Repeat the listing in full, exactly as it stands.

#### [RAW DATA]
##############################
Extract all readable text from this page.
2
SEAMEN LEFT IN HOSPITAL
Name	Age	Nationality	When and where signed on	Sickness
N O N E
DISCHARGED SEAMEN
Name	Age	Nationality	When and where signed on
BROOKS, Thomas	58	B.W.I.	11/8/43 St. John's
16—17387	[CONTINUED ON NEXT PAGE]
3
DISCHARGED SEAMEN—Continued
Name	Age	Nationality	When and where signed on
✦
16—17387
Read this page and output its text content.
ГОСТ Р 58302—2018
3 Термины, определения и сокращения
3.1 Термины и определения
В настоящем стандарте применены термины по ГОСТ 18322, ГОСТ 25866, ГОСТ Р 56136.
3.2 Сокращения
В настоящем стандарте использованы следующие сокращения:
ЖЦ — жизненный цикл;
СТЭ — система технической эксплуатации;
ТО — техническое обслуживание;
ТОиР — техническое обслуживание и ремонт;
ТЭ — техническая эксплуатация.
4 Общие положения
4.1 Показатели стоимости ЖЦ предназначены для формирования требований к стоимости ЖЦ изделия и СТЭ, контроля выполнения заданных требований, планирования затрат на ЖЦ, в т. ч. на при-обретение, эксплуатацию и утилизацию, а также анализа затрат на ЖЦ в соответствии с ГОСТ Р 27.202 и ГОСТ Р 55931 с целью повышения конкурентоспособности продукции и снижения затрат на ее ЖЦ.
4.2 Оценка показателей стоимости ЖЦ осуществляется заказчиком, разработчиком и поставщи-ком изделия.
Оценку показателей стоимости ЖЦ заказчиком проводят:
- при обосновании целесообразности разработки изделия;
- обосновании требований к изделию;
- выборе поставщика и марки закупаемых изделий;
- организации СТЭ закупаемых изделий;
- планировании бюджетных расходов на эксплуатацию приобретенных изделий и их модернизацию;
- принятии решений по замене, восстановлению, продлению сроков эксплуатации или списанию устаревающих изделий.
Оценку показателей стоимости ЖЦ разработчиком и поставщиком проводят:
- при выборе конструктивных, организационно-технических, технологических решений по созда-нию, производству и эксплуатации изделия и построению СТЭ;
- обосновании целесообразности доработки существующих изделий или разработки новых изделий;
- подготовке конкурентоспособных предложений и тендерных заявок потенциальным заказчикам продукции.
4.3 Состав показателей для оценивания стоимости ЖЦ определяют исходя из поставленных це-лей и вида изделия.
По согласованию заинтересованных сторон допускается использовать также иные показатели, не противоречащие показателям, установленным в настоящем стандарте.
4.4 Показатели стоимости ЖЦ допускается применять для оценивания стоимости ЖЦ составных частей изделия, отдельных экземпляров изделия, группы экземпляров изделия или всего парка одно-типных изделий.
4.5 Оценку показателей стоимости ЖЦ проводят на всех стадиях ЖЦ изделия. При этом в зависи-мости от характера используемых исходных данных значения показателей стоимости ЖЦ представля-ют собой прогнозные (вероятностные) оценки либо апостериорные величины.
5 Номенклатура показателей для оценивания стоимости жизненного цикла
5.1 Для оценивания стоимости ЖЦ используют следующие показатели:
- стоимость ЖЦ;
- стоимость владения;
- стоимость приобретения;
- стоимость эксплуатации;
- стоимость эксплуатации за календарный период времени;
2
##############################
#### [THE RESPONSE]
Extract all readable text from this page.
2
SEAMEN LEFT IN HOSPITAL
Name	Age	Nationality	When and where signed on	Sickness
N O N E
DISCHARGED SEAMEN
Name	Age	Nationality	When and where signed on
BROOKS, Thomas	58	B.W.I.	11/8/43 St. John's
16—17387	[CONTINUED ON NEXT PAGE]
3
DISCHARGED SEAMEN—Continued
Name	Age	Nationality	When and where signed on
✦
16—17387
Read this page and output its text content.
ГОСТ Р 58302—2018
3 Термины, определения и сокращения
3.1 Термины и определения
В настоящем стандарте применены термины по ГОСТ 18322, ГОСТ 25866, ГОСТ Р 56136.
3.2 Сокращения
В настоящем стандарте использованы следующие сокращения:
ЖЦ — жизненный цикл;
СТЭ — система технической эксплуатации;
ТО — техническое обслуживание;
ТОиР — техническое обслуживание и ремонт;
ТЭ — техническая эксплуатация.
4 Общие положения
4.1 Показатели стоимости ЖЦ предназначены для формирования требований к стоимости ЖЦ изделия и СТЭ, контроля выполнения заданных требований, планирования затрат на ЖЦ, в т. ч. на при-обретение, эксплуатацию и утилизацию, а также анализа затрат на ЖЦ в соответствии с ГОСТ Р 27.202 и ГОСТ Р 55931 с целью повышения конкурентоспособности продукции и снижения затрат на ее ЖЦ.
4.2 Оценка показателей стоимости ЖЦ осуществляется заказчиком, разработчиком и поставщи-ком изделия.
Оценку показателей стоимости ЖЦ заказчиком проводят:
- при обосновании целесообразности разработки изделия;
- обосновании требований к изделию;
- выборе поставщика и марки закупаемых изделий;
- организации СТЭ закупаемых изделий;
- планировании бюджетных расходов на эксплуатацию приобретенных изделий и их модернизацию;
- принятии решений по замене, восстановлению, продлению сроков эксплуатации или списанию устаревающих изделий.
Оценку показателей стоимости ЖЦ разработчиком и поставщиком проводят:
- при выборе конструктивных, организационно-технических, технологических решений по созда-нию, производству и эксплуатации изделия и построению СТЭ;
- обосновании целесообразности доработки существующих изделий или разработки новых изделий;
- подготовке конкурентоспособных предложений и тендерных заявок потенциальным заказчикам продукции.
4.3 Состав показателей для оценивания стоимости ЖЦ определяют исходя из поставленных це-лей и вида изделия.
По согласованию заинтересованных сторон допускается использовать также иные показатели, не противоречащие показателям, установленным в настоящем стандарте.
4.4 Показатели стоимости ЖЦ допускается применять для оценивания стоимости ЖЦ составных частей изделия, отдельных экземпляров изделия, группы экземпляров изделия или всего парка одно-типных изделий.
4.5 Оценку показателей стоимости ЖЦ проводят на всех стадиях ЖЦ изделия. При этом в зависи-мости от характера используемых исходных данных значения показателей стоимости ЖЦ представля-ют собой прогнозные (вероятностные) оценки либо апостериорные величины.
5 Номенклатура показателей для оценивания стоимости жизненного цикла
5.1 Для оценивания стоимости ЖЦ используют следующие показатели:
- стоимость ЖЦ;
- стоимость владения;
- стоимость приобретения;
- стоимость эксплуатации;
- стоимость эксплуатации за календарный период времени;
2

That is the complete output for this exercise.